Look at the entries below and reproduce them exactly.

=== DATA SHOWN ===

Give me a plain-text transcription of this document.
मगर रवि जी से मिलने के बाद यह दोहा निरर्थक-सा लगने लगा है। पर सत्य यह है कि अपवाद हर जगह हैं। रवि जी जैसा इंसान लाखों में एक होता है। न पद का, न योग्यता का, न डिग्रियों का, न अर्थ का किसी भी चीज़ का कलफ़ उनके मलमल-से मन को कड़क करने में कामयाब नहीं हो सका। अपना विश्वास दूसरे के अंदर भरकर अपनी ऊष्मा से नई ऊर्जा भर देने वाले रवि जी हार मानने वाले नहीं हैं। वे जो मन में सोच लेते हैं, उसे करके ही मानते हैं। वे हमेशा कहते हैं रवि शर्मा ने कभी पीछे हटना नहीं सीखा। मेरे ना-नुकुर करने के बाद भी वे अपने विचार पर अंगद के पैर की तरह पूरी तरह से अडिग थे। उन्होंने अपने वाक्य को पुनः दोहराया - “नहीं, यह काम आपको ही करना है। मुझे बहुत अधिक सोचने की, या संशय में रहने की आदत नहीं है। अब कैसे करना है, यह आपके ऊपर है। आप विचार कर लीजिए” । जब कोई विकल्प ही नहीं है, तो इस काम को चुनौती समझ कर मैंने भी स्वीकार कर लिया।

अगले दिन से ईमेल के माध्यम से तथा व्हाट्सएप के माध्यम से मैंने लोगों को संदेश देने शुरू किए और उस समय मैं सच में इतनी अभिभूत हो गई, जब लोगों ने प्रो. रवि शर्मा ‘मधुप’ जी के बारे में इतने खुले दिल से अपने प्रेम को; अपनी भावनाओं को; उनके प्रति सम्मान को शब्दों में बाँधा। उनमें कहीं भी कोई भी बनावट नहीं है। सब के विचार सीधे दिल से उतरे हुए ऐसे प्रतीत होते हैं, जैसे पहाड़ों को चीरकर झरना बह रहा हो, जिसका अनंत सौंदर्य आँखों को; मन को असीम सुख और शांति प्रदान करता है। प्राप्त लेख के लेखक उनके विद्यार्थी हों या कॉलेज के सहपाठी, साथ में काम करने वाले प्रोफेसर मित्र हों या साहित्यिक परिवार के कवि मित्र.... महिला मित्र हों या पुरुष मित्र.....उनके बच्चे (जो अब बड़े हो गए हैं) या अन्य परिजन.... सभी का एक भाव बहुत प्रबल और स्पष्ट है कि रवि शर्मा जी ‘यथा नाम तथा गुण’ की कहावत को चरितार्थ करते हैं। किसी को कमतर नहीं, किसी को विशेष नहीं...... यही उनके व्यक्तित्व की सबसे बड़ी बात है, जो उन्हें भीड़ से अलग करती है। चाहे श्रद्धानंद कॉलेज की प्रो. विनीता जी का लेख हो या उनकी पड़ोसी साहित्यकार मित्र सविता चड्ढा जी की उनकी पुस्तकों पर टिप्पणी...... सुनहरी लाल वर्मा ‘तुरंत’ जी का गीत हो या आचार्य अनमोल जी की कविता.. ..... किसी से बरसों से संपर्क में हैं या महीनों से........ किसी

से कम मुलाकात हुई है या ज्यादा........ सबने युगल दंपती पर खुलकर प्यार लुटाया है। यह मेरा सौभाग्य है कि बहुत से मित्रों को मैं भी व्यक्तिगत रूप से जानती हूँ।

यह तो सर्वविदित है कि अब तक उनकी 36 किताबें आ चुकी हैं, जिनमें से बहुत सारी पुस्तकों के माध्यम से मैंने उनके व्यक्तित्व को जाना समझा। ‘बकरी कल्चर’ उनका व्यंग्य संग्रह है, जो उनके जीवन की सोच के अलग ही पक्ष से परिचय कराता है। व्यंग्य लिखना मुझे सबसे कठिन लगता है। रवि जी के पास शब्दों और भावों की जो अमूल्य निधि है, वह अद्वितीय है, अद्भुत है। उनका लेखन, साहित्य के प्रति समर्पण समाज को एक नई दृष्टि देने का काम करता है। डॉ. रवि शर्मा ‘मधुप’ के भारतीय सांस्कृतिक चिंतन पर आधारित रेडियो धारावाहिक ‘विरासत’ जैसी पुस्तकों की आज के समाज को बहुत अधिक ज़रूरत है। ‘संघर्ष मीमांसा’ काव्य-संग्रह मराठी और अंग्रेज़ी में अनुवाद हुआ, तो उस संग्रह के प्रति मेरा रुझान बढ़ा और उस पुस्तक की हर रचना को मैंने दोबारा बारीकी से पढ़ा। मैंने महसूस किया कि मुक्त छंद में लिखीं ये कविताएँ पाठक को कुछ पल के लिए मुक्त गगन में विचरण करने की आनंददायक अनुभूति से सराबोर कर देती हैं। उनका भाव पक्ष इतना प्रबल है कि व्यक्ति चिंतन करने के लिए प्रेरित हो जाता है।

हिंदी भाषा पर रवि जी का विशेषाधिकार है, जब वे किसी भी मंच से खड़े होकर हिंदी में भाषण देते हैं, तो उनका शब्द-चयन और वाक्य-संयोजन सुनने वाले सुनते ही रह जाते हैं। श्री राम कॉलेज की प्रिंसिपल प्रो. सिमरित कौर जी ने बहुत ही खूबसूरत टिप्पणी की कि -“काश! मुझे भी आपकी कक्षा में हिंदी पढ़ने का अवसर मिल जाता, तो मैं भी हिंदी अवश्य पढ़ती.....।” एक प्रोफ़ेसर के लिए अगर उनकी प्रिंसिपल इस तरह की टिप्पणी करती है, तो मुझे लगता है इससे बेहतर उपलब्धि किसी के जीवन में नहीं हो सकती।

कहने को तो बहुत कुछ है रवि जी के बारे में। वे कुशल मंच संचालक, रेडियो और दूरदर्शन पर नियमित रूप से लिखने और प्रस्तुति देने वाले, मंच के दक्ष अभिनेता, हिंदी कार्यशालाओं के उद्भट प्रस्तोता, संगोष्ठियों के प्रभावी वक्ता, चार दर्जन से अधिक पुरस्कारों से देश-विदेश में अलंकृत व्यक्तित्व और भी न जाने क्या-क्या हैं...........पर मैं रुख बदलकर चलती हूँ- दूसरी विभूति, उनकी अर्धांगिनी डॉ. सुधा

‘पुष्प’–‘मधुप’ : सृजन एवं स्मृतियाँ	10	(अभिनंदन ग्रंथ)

===

■ ANSWER FOR THIS EXERCISE ■
Give me a plain-text transcription of this document.
मगर रवि जी से मिलने के बाद यह दोहा निरर्थक-सा लगने लगा है। पर सत्य यह है कि अपवाद हर जगह हैं। रवि जी जैसा इंसान लाखों में एक होता है। न पद का, न योग्यता का, न डिग्रियों का, न अर्थ का किसी भी चीज़ का कलफ़ उनके मलमल-से मन को कड़क करने में कामयाब नहीं हो सका। अपना विश्वास दूसरे के अंदर भरकर अपनी ऊष्मा से नई ऊर्जा भर देने वाले रवि जी हार मानने वाले नहीं हैं। वे जो मन में सोच लेते हैं, उसे करके ही मानते हैं। वे हमेशा कहते हैं रवि शर्मा ने कभी पीछे हटना नहीं सीखा। मेरे ना-नुकुर करने के बाद भी वे अपने विचार पर अंगद के पैर की तरह पूरी तरह से अडिग थे। उन्होंने अपने वाक्य को पुनः दोहराया - “नहीं, यह काम आपको ही करना है। मुझे बहुत अधिक सोचने की, या संशय में रहने की आदत नहीं है। अब कैसे करना है, यह आपके ऊपर है। आप विचार कर लीजिए” । जब कोई विकल्प ही नहीं है, तो इस काम को चुनौती समझ कर मैंने भी स्वीकार कर लिया।

अगले दिन से ईमेल के माध्यम से तथा व्हाट्सएप के माध्यम से मैंने लोगों को संदेश देने शुरू किए और उस समय मैं सच में इतनी अभिभूत हो गई, जब लोगों ने प्रो. रवि शर्मा ‘मधुप’ जी के बारे में इतने खुले दिल से अपने प्रेम को; अपनी भावनाओं को; उनके प्रति सम्मान को शब्दों में बाँधा। उनमें कहीं भी कोई भी बनावट नहीं है। सब के विचार सीधे दिल से उतरे हुए ऐसे प्रतीत होते हैं, जैसे पहाड़ों को चीरकर झरना बह रहा हो, जिसका अनंत सौंदर्य आँखों को; मन को असीम सुख और शांति प्रदान करता है। प्राप्त लेख के लेखक उनके विद्यार्थी हों या कॉलेज के सहपाठी, साथ में काम करने वाले प्रोफेसर मित्र हों या साहित्यिक परिवार के कवि मित्र.... महिला मित्र हों या पुरुष मित्र.....उनके बच्चे (जो अब बड़े हो गए हैं) या अन्य परिजन.... सभी का एक भाव बहुत प्रबल और स्पष्ट है कि रवि शर्मा जी ‘यथा नाम तथा गुण’ की कहावत को चरितार्थ करते हैं। किसी को कमतर नहीं, किसी को विशेष नहीं...... यही उनके व्यक्तित्व की सबसे बड़ी बात है, जो उन्हें भीड़ से अलग करती है। चाहे श्रद्धानंद कॉलेज की प्रो. विनीता जी का लेख हो या उनकी पड़ोसी साहित्यकार मित्र सविता चड्ढा जी की उनकी पुस्तकों पर टिप्पणी...... सुनहरी लाल वर्मा ‘तुरंत’ जी का गीत हो या आचार्य अनमोल जी की कविता.. ..... किसी से बरसों से संपर्क में हैं या महीनों से........ किसी

से कम मुलाकात हुई है या ज्यादा........ सबने युगल दंपती पर खुलकर प्यार लुटाया है। यह मेरा सौभाग्य है कि बहुत से मित्रों को मैं भी व्यक्तिगत रूप से जानती हूँ।

यह तो सर्वविदित है कि अब तक उनकी 36 किताबें आ चुकी हैं, जिनमें से बहुत सारी पुस्तकों के माध्यम से मैंने उनके व्यक्तित्व को जाना समझा। ‘बकरी कल्चर’ उनका व्यंग्य संग्रह है, जो उनके जीवन की सोच के अलग ही पक्ष से परिचय कराता है। व्यंग्य लिखना मुझे सबसे कठिन लगता है। रवि जी के पास शब्दों और भावों की जो अमूल्य निधि है, वह अद्वितीय है, अद्भुत है। उनका लेखन, साहित्य के प्रति समर्पण समाज को एक नई दृष्टि देने का काम करता है। डॉ. रवि शर्मा ‘मधुप’ के भारतीय सांस्कृतिक चिंतन पर आधारित रेडियो धारावाहिक ‘विरासत’ जैसी पुस्तकों की आज के समाज को बहुत अधिक ज़रूरत है। ‘संघर्ष मीमांसा’ काव्य-संग्रह मराठी और अंग्रेज़ी में अनुवाद हुआ, तो उस संग्रह के प्रति मेरा रुझान बढ़ा और उस पुस्तक की हर रचना को मैंने दोबारा बारीकी से पढ़ा। मैंने महसूस किया कि मुक्त छंद में लिखीं ये कविताएँ पाठक को कुछ पल के लिए मुक्त गगन में विचरण करने की आनंददायक अनुभूति से सराबोर कर देती हैं। उनका भाव पक्ष इतना प्रबल है कि व्यक्ति चिंतन करने के लिए प्रेरित हो जाता है।

हिंदी भाषा पर रवि जी का विशेषाधिकार है, जब वे किसी भी मंच से खड़े होकर हिंदी में भाषण देते हैं, तो उनका शब्द-चयन और वाक्य-संयोजन सुनने वाले सुनते ही रह जाते हैं। श्री राम कॉलेज की प्रिंसिपल प्रो. सिमरित कौर जी ने बहुत ही खूबसूरत टिप्पणी की कि -“काश! मुझे भी आपकी कक्षा में हिंदी पढ़ने का अवसर मिल जाता, तो मैं भी हिंदी अवश्य पढ़ती.....।” एक प्रोफ़ेसर के लिए अगर उनकी प्रिंसिपल इस तरह की टिप्पणी करती है, तो मुझे लगता है इससे बेहतर उपलब्धि किसी के जीवन में नहीं हो सकती।

कहने को तो बहुत कुछ है रवि जी के बारे में। वे कुशल मंच संचालक, रेडियो और दूरदर्शन पर नियमित रूप से लिखने और प्रस्तुति देने वाले, मंच के दक्ष अभिनेता, हिंदी कार्यशालाओं के उद्भट प्रस्तोता, संगोष्ठियों के प्रभावी वक्ता, चार दर्जन से अधिक पुरस्कारों से देश-विदेश में अलंकृत व्यक्तित्व और भी न जाने क्या-क्या हैं...........पर मैं रुख बदलकर चलती हूँ- दूसरी विभूति, उनकी अर्धांगिनी डॉ. सुधा

‘पुष्प’–‘मधुप’ : सृजन एवं स्मृतियाँ	10	(अभिनंदन ग्रंथ)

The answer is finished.